PROBLEM REQUIREMENTS: Repeat the whole listing exactly as written.

#### RECORD LIST

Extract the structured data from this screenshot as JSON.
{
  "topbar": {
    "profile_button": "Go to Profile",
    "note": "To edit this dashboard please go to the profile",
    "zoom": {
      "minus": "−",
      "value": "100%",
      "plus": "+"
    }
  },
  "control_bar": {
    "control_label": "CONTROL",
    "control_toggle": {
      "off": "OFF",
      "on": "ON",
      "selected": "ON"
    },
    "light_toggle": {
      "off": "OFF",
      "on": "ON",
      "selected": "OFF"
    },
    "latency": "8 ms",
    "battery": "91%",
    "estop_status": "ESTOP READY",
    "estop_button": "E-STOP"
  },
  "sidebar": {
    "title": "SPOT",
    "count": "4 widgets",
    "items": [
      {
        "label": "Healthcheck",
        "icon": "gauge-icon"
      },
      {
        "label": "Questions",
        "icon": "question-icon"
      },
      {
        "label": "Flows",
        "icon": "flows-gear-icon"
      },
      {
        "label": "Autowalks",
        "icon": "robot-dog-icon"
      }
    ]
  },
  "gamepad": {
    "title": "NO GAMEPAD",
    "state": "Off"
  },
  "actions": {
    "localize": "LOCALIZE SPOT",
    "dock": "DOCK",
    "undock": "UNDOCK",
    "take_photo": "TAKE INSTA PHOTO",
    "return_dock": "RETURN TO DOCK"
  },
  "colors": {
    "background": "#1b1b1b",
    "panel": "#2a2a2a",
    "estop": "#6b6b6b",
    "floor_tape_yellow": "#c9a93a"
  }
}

########

REPLY TO THE EXERCISE:
Extract the structured data from this screenshot as JSON.
{
  "topbar": {
    "profile_button": "Go to Profile",
    "note": "To edit this dashboard please go to the profile",
    "zoom": {
      "minus": "−",
      "value": "100%",
      "plus": "+"
    }
  },
  "control_bar": {
    "control_label": "CONTROL",
    "control_toggle": {
      "off": "OFF",
      "on": "ON",
      "selected": "ON"
    },
    "light_toggle": {
      "off": "OFF",
      "on": "ON",
      "selected": "OFF"
    },
    "latency": "8 ms",
    "battery": "91%",
    "estop_status": "ESTOP READY",
    "estop_button": "E-STOP"
  },
  "sidebar": {
    "title": "SPOT",
    "count": "4 widgets",
    "items": [
      {
        "label": "Healthcheck",
        "icon": "gauge-icon"
      },
      {
        "label": "Questions",
        "icon": "question-icon"
      },
      {
        "label": "Flows",
        "icon": "flows-gear-icon"
      },
      {
        "label": "Autowalks",
        "icon": "robot-dog-icon"
      }
    ]
  },
  "gamepad": {
    "title": "NO GAMEPAD",
    "state": "Off"
  },
  "actions": {
    "localize": "LOCALIZE SPOT",
    "dock": "DOCK",
    "undock": "UNDOCK",
    "take_photo": "TAKE INSTA PHOTO",
    "return_dock": "RETURN TO DOCK"
  },
  "colors": {
    "background": "#1b1b1b",
    "panel": "#2a2a2a",
    "estop": "#6b6b6b",
    "floor_tape_yellow": "#c9a93a"
  }
}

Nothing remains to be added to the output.